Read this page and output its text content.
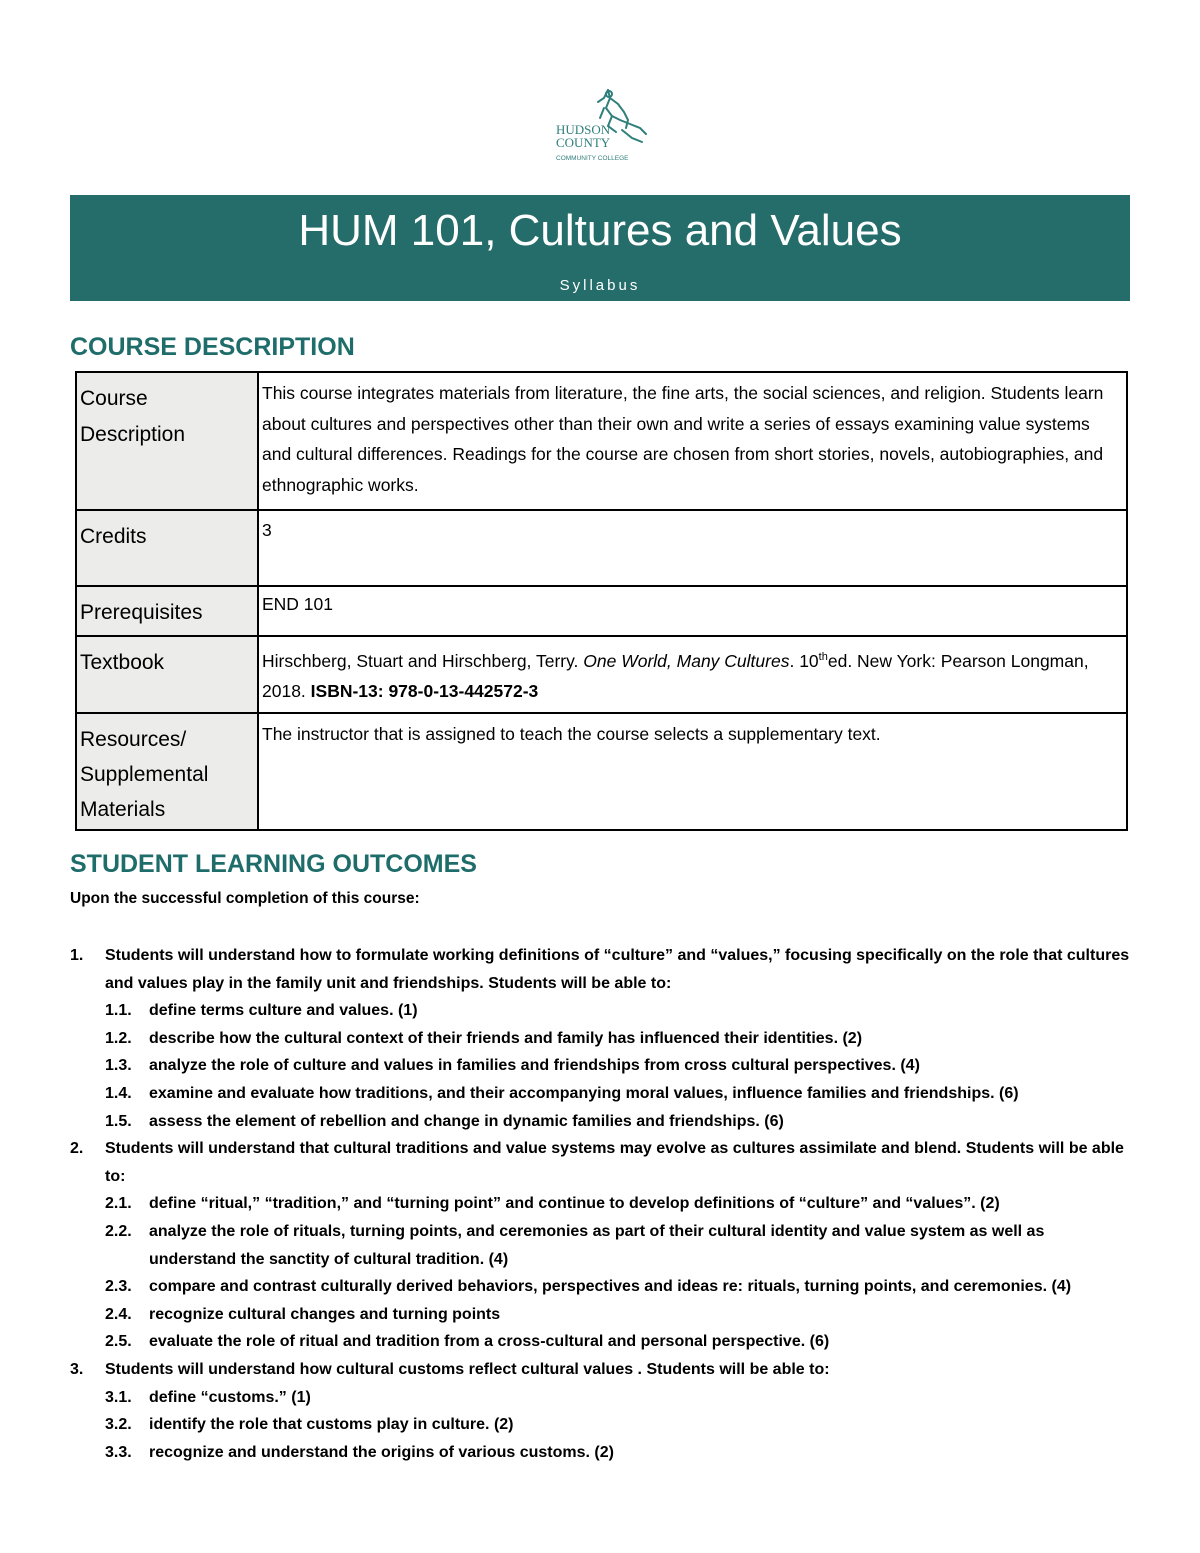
HUDSON
COUNTY
COMMUNITY COLLEGE
HUM 101, Cultures and Values
Syllabus
COURSE DESCRIPTION
Course Description	This course integrates materials from literature, the fine arts, the social sciences, and religion. Students learn about cultures and perspectives other than their own and write a series of essays examining value systems and cultural differences. Readings for the course are chosen from short stories, novels, autobiographies, and ethnographic works.
Credits	3
Prerequisites	END 101
Textbook	Hirschberg, Stuart and Hirschberg, Terry. One World, Many Cultures. 10thed. New York: Pearson Longman, 2018. ISBN-13: 978-0-13-442572-3
Resources/ Supplemental Materials	The instructor that is assigned to teach the course selects a supplementary text.
STUDENT LEARNING OUTCOMES
Upon the successful completion of this course:
1. Students will understand how to formulate working definitions of “culture” and “values,” focusing specifically on the role that cultures and values play in the family unit and friendships. Students will be able to:
1.1. define terms culture and values. (1)
1.2. describe how the cultural context of their friends and family has influenced their identities. (2)
1.3. analyze the role of culture and values in families and friendships from cross cultural perspectives. (4)
1.4. examine and evaluate how traditions, and their accompanying moral values, influence families and friendships. (6)
1.5. assess the element of rebellion and change in dynamic families and friendships. (6)
2. Students will understand that cultural traditions and value systems may evolve as cultures assimilate and blend. Students will be able to:
2.1. define “ritual,” “tradition,” and “turning point” and continue to develop definitions of “culture” and “values”. (2)
2.2. analyze the role of rituals, turning points, and ceremonies as part of their cultural identity and value system as well as understand the sanctity of cultural tradition. (4)
2.3. compare and contrast culturally derived behaviors, perspectives and ideas re: rituals, turning points, and ceremonies. (4)
2.4. recognize cultural changes and turning points
2.5. evaluate the role of ritual and tradition from a cross-cultural and personal perspective. (6)
3. Students will understand how cultural customs reflect cultural values . Students will be able to:
3.1. define “customs.” (1)
3.2. identify the role that customs play in culture. (2)
3.3. recognize and understand the origins of various customs. (2)
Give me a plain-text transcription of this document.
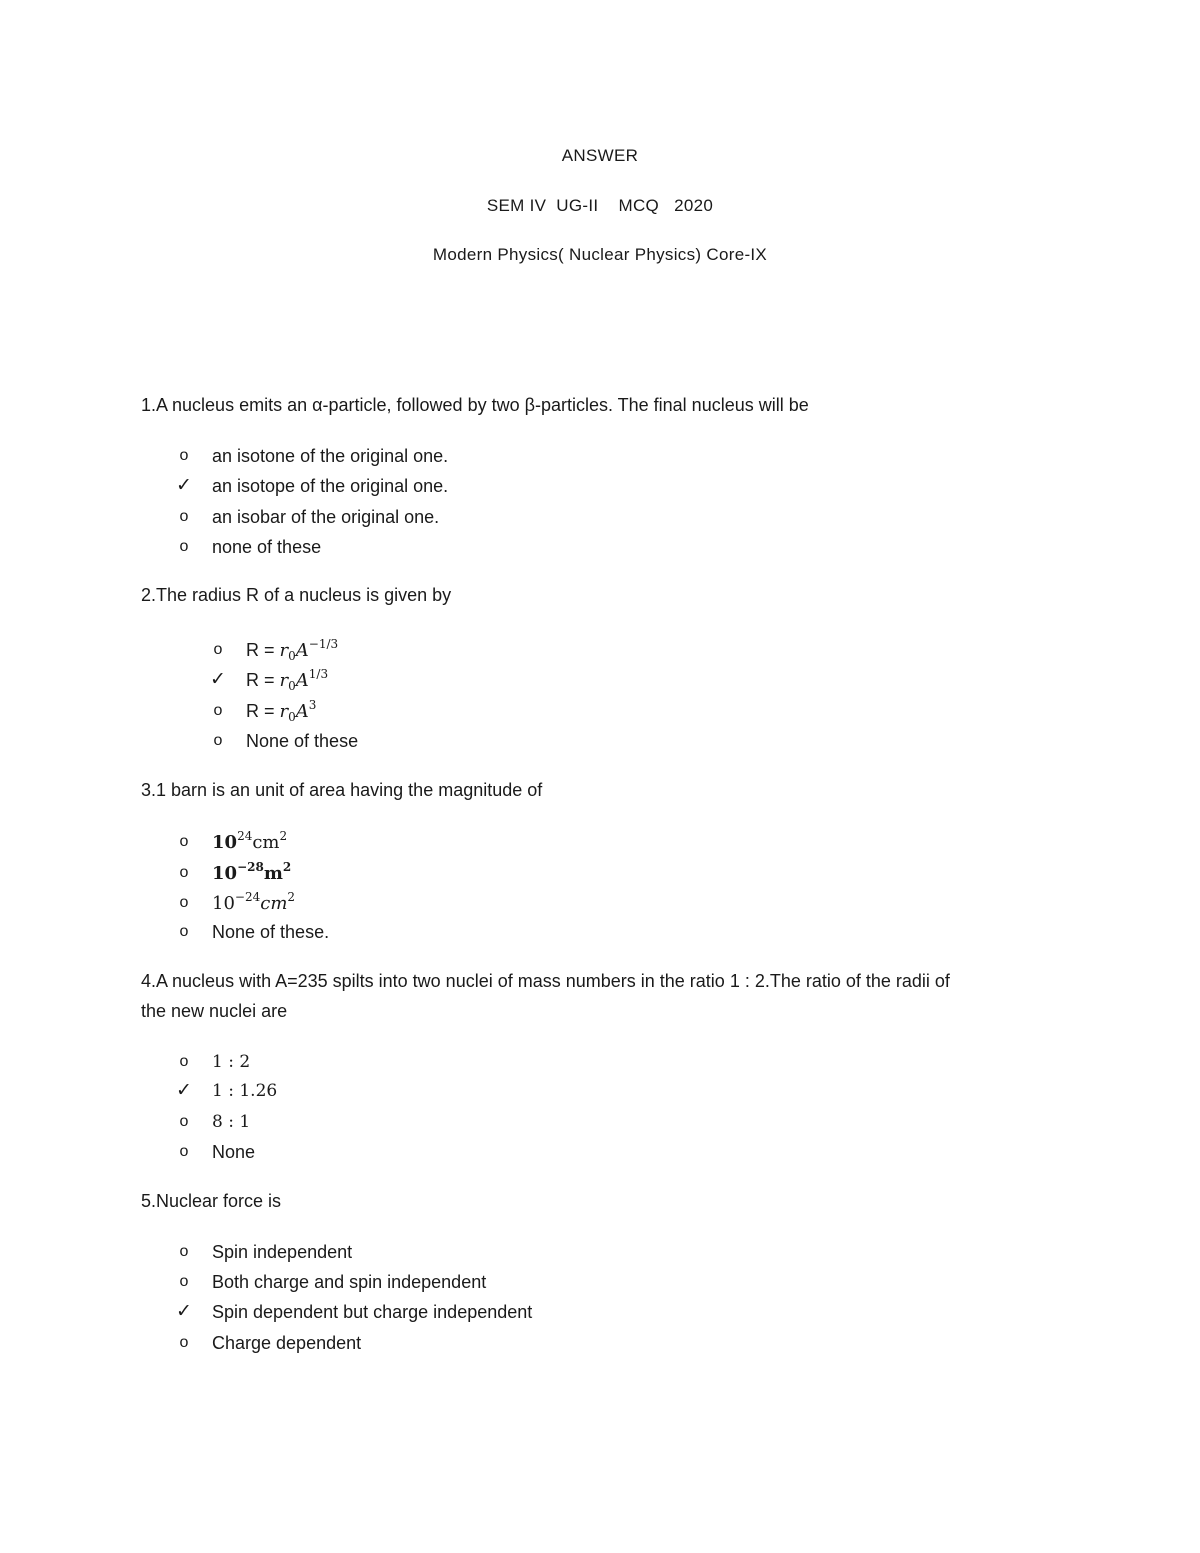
ANSWER
SEM IV  UG-II    MCQ   2020
Modern Physics( Nuclear Physics) Core-IX
1.A nucleus emits an α-particle, followed by two β-particles. The final nucleus will be
o	an isotone of the original one.
✓ an isotope of the original one.
o	an isobar of the original one.
o	none of these
2.The radius R of a nucleus is given by
o	$R = r_0A^{-1/3}$
✓ $R = r_0A^{1/3}$
o	$R = r_0A^3$
o	None of these
3.1 barn is an unit of area having the magnitude of
o	$10^{24}cm^2$
o	$10^{-28}m^2$
o	$10^{-24}cm^2$
o	None of these.
4.A nucleus with A=235 spilts into two nuclei of mass numbers in the ratio 1 : 2.The ratio of the radii of
the new nuclei are
o	1 : 2
✓ 1 : 1.26
o	8 : 1
o	None
5.Nuclear force is
o	Spin independent
o	Both charge and spin independent
✓ Spin dependent but charge independent
o	Charge dependent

= = =

:: Exercise objective ::
Copy everything in the records above except the pictures, exactly as written.

:: Result of this exercise ::
Read this page and output its text content.
HUDSON
COUNTY
COMMUNITY COLLEGE
HUM 101, Cultures and Values
Syllabus
COURSE DESCRIPTION
Course Description	This course integrates materials from literature, the fine arts, the social sciences, and religion. Students learn about cultures and perspectives other than their own and write a series of essays examining value systems and cultural differences. Readings for the course are chosen from short stories, novels, autobiographies, and ethnographic works.
Credits	3
Prerequisites	END 101
Textbook	Hirschberg, Stuart and Hirschberg, Terry. One World, Many Cultures. 10thed. New York: Pearson Longman, 2018. ISBN-13: 978-0-13-442572-3
Resources/ Supplemental Materials	The instructor that is assigned to teach the course selects a supplementary text.
STUDENT LEARNING OUTCOMES
Upon the successful completion of this course:
1. Students will understand how to formulate working definitions of “culture” and “values,” focusing specifically on the role that cultures and values play in the family unit and friendships. Students will be able to:
1.1. define terms culture and values. (1)
1.2. describe how the cultural context of their friends and family has influenced their identities. (2)
1.3. analyze the role of culture and values in families and friendships from cross cultural perspectives. (4)
1.4. examine and evaluate how traditions, and their accompanying moral values, influence families and friendships. (6)
1.5. assess the element of rebellion and change in dynamic families and friendships. (6)
2. Students will understand that cultural traditions and value systems may evolve as cultures assimilate and blend. Students will be able to:
2.1. define “ritual,” “tradition,” and “turning point” and continue to develop definitions of “culture” and “values”. (2)
2.2. analyze the role of rituals, turning points, and ceremonies as part of their cultural identity and value system as well as understand the sanctity of cultural tradition. (4)
2.3. compare and contrast culturally derived behaviors, perspectives and ideas re: rituals, turning points, and ceremonies. (4)
2.4. recognize cultural changes and turning points
2.5. evaluate the role of ritual and tradition from a cross-cultural and personal perspective. (6)
3. Students will understand how cultural customs reflect cultural values . Students will be able to:
3.1. define “customs.” (1)
3.2. identify the role that customs play in culture. (2)
3.3. recognize and understand the origins of various customs. (2)
Give me a plain-text transcription of this document.
ANSWER
SEM IV  UG-II    MCQ   2020
Modern Physics( Nuclear Physics) Core-IX
1.A nucleus emits an α-particle, followed by two β-particles. The final nucleus will be
o	an isotone of the original one.
✓ an isotope of the original one.
o	an isobar of the original one.
o	none of these
2.The radius R of a nucleus is given by
o	$R = r_0A^{-1/3}$
✓ $R = r_0A^{1/3}$
o	$R = r_0A^3$
o	None of these
3.1 barn is an unit of area having the magnitude of
o	$10^{24}cm^2$
o	$10^{-28}m^2$
o	$10^{-24}cm^2$
o	None of these.
4.A nucleus with A=235 spilts into two nuclei of mass numbers in the ratio 1 : 2.The ratio of the radii of
the new nuclei are
o	1 : 2
✓ 1 : 1.26
o	8 : 1
o	None
5.Nuclear force is
o	Spin independent
o	Both charge and spin independent
✓ Spin dependent but charge independent
o	Charge dependent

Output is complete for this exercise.